[Records]
----

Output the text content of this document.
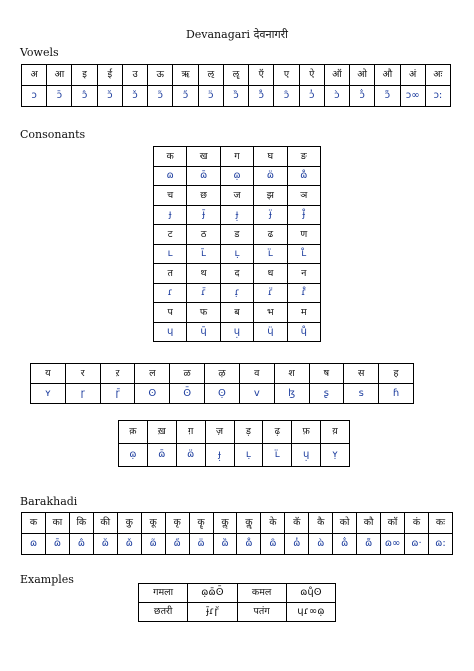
Devanagari देवनागरी
Vowels
अ	आ	इ	ई	उ	ऊ	ऋ	ऌ	ॡ	ऍ	ए	ऐ	ऑ	ओ	औ	अं	अः
ɔ	ɔ̄	ɔ̂	ɔ̆	ɔ̌	ɔ̃	ɔ̋	ɔ̈	ɔ̏	ɔ̊	ɔ̑	ɔ̓	ɔ̀	ɔ̐	ɔ̄̃	ɔ∞	ɔ:
Consonants
क	ख	ग	घ	ङ
ɷ	ɷ̄	ɷ̣	ɷ̈	ɷ̊
च	छ	ज	झ	ञ
ɟ	ɟ̄	ɟ̣	ɟ̈	ɟ̊
ट	ठ	ड	ढ	ण
ʟ	ʟ̄	ʟ̣	ʟ̈	ʟ̊
त	थ	द	ध	न
ɾ	ɾ̄	ɾ̣	ɾ̈	ɾ̊
प	फ	ब	भ	म
ɥ	ɥ̄	ɥ̣	ɥ̈	ɥ̊
य	र	ऱ	ल	ळ	ऴ	व	श	ष	स	ह
ʏ	ɼ	ɼ̄	ʘ	ʘ̄	ʘ̣	ᴠ	ɮ	ʂ	ꜱ	ɦ
क़	ख़	ग़	ज़	ड़	ढ़	फ़	य़
ɷ̣	ɷ̄	ɷ̈	ɟ̣	ʟ̣	ʟ̈	ɥ̣	ʏ̣
Barakhadi
क	का	कि	की	कु	कू	कृ	कॄ	कॢ	कॣ	के	कॅ	कै	को	कौ	कॉ	कं	कः
ɷ	ɷ̄	ɷ̂	ɷ̆	ɷ̌	ɷ̃	ɷ̋	ɷ̈	ɷ̏	ɷ̊	ɷ̑	ɷ̓	ɷ̀	ɷ̐	ɷ̄̃	ɷ∞	ɷ·	ɷ:
Examples
गमला	ɷ̣ɷ̄ʘ̄	कमल	ɷɥ̊ʘ
छतरी	ɟ̄ɾɼ̆	पतंग	ɥɾ∞ɷ̣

----

* _Problem to work on_
Can the entries above be repeated exactly, without their pictures?

* _Exercise solution_
Output the text content of this document.
Devanagari देवनागरी
Vowels
अ	आ	इ	ई	उ	ऊ	ऋ	ऌ	ॡ	ऍ	ए	ऐ	ऑ	ओ	औ	अं	अः
ɔ	ɔ̄	ɔ̂	ɔ̆	ɔ̌	ɔ̃	ɔ̋	ɔ̈	ɔ̏	ɔ̊	ɔ̑	ɔ̓	ɔ̀	ɔ̐	ɔ̄̃	ɔ∞	ɔ:
Consonants
क	ख	ग	घ	ङ
ɷ	ɷ̄	ɷ̣	ɷ̈	ɷ̊
च	छ	ज	झ	ञ
ɟ	ɟ̄	ɟ̣	ɟ̈	ɟ̊
ट	ठ	ड	ढ	ण
ʟ	ʟ̄	ʟ̣	ʟ̈	ʟ̊
त	थ	द	ध	न
ɾ	ɾ̄	ɾ̣	ɾ̈	ɾ̊
प	फ	ब	भ	म
ɥ	ɥ̄	ɥ̣	ɥ̈	ɥ̊
य	र	ऱ	ल	ळ	ऴ	व	श	ष	स	ह
ʏ	ɼ	ɼ̄	ʘ	ʘ̄	ʘ̣	ᴠ	ɮ	ʂ	ꜱ	ɦ
क़	ख़	ग़	ज़	ड़	ढ़	फ़	य़
ɷ̣	ɷ̄	ɷ̈	ɟ̣	ʟ̣	ʟ̈	ɥ̣	ʏ̣
Barakhadi
क	का	कि	की	कु	कू	कृ	कॄ	कॢ	कॣ	के	कॅ	कै	को	कौ	कॉ	कं	कः
ɷ	ɷ̄	ɷ̂	ɷ̆	ɷ̌	ɷ̃	ɷ̋	ɷ̈	ɷ̏	ɷ̊	ɷ̑	ɷ̓	ɷ̀	ɷ̐	ɷ̄̃	ɷ∞	ɷ·	ɷ:
Examples
गमला	ɷ̣ɷ̄ʘ̄	कमल	ɷɥ̊ʘ
छतरी	ɟ̄ɾɼ̆	पतंग	ɥɾ∞ɷ̣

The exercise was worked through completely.